STATED EXERCISE |
Look through the material below and give the number of lines holding "corps", with no other words.

(Saved data entries)
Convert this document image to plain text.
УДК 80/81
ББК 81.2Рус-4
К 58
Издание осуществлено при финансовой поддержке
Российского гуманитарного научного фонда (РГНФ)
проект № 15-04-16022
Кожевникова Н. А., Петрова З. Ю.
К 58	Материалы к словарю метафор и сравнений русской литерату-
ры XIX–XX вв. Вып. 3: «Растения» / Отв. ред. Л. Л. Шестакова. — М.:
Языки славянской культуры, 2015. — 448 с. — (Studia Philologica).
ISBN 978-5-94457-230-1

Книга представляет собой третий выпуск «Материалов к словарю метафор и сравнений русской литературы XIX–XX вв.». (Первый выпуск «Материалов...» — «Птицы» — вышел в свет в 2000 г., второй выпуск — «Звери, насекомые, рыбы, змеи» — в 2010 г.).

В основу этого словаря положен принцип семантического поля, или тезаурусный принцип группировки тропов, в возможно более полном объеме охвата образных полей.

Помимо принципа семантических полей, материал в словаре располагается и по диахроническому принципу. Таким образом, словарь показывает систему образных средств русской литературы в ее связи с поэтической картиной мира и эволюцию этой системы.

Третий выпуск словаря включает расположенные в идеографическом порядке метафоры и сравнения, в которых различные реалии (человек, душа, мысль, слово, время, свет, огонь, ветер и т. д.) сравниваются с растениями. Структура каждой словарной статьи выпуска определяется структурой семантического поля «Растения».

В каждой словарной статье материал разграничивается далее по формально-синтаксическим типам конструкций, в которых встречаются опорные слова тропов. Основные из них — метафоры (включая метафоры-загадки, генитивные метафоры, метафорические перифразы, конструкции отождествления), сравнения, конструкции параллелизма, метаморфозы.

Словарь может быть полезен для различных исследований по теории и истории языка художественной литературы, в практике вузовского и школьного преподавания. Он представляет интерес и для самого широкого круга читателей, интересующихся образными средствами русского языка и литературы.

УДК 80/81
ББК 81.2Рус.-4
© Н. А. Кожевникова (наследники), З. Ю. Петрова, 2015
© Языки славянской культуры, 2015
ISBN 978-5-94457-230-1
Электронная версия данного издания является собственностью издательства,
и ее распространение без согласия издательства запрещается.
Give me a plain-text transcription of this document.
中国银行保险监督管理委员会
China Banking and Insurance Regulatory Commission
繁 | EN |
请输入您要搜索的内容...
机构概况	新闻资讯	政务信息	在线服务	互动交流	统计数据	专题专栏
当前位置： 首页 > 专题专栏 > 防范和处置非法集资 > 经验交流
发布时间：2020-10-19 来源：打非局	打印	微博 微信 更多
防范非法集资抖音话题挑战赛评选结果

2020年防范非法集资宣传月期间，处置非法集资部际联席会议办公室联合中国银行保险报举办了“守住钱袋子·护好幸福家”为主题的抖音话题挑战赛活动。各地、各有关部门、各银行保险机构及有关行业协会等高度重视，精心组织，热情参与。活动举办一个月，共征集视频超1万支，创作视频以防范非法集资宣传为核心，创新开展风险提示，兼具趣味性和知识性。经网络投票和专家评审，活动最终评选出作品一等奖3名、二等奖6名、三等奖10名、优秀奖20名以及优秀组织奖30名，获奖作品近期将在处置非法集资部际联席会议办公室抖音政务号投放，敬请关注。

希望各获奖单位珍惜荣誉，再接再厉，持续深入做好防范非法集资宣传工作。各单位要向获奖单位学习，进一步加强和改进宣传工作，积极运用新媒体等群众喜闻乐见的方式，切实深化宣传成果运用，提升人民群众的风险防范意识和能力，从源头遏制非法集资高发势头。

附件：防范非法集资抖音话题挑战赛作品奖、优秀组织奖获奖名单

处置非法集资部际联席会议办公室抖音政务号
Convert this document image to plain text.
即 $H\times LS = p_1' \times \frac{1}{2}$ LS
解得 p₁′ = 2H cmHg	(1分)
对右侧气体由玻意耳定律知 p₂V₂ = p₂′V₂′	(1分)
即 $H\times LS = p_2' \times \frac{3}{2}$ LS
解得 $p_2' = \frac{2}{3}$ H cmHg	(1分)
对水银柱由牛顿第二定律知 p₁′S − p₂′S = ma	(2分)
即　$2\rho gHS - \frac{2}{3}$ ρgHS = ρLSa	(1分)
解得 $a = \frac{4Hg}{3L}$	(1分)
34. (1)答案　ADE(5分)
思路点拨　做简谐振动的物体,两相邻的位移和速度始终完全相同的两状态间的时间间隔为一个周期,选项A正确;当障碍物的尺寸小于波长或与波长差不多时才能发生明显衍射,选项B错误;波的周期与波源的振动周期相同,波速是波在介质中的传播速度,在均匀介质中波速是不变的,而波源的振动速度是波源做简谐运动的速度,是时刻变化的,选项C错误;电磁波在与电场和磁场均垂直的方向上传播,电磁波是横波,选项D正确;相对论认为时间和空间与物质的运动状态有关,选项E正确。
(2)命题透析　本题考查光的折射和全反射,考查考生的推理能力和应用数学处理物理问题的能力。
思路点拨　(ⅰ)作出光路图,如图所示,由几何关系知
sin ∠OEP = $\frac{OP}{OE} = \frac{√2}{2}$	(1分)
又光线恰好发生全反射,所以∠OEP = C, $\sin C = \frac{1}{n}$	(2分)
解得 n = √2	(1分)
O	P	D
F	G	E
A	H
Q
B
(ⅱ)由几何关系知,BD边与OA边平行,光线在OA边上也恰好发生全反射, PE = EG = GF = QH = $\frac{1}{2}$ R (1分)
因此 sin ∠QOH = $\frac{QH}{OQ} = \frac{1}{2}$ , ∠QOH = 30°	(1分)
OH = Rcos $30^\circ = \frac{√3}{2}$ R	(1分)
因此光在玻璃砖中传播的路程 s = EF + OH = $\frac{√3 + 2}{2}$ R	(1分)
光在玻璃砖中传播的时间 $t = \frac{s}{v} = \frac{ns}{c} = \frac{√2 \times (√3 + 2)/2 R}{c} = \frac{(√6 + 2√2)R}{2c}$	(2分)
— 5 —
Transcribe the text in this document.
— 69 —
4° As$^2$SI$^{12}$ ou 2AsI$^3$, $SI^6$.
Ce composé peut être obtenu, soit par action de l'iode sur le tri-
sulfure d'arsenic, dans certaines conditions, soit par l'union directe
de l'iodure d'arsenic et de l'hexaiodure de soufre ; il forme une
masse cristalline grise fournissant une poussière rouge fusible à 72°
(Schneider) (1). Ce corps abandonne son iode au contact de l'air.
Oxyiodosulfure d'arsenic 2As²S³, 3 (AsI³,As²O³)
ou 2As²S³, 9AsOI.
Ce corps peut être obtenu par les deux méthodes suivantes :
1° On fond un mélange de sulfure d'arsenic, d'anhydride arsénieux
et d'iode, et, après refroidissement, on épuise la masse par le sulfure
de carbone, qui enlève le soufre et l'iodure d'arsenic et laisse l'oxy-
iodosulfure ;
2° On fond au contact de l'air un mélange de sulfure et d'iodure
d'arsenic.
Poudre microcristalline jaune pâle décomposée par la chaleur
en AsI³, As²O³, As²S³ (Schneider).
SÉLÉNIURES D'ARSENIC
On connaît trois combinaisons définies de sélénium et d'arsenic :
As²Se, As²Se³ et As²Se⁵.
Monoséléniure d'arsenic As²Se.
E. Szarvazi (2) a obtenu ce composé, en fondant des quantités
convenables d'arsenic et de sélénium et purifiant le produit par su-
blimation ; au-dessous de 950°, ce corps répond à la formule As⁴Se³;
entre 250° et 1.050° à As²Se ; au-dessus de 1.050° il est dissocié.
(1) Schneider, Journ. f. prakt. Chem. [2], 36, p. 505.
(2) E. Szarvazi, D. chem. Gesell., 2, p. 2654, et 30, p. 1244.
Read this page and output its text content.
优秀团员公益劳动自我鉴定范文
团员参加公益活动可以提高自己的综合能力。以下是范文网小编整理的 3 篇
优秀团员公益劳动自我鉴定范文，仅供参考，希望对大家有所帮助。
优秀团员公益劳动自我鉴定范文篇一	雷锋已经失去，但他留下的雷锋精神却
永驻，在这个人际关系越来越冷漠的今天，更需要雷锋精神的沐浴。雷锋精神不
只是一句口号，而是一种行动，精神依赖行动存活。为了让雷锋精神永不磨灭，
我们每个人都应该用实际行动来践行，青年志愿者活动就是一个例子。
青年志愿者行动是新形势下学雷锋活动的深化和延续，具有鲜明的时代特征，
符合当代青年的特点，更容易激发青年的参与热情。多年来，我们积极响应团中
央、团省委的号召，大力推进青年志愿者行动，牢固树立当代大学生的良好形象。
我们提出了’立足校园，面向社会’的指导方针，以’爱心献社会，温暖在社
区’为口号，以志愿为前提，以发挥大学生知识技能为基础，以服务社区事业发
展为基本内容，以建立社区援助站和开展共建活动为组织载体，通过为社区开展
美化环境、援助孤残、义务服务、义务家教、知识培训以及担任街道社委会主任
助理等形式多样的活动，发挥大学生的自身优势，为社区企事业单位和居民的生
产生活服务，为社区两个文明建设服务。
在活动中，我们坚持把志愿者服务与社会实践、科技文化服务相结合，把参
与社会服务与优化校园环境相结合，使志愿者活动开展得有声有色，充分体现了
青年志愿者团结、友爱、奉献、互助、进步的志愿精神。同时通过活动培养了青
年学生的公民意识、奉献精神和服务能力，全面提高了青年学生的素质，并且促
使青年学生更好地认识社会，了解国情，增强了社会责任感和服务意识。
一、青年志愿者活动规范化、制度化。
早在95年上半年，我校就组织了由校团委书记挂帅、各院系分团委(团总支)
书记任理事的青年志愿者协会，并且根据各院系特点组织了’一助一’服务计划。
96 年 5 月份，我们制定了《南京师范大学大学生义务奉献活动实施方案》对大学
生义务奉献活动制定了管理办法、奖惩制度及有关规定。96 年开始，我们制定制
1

FINISHED EXERCISE |
3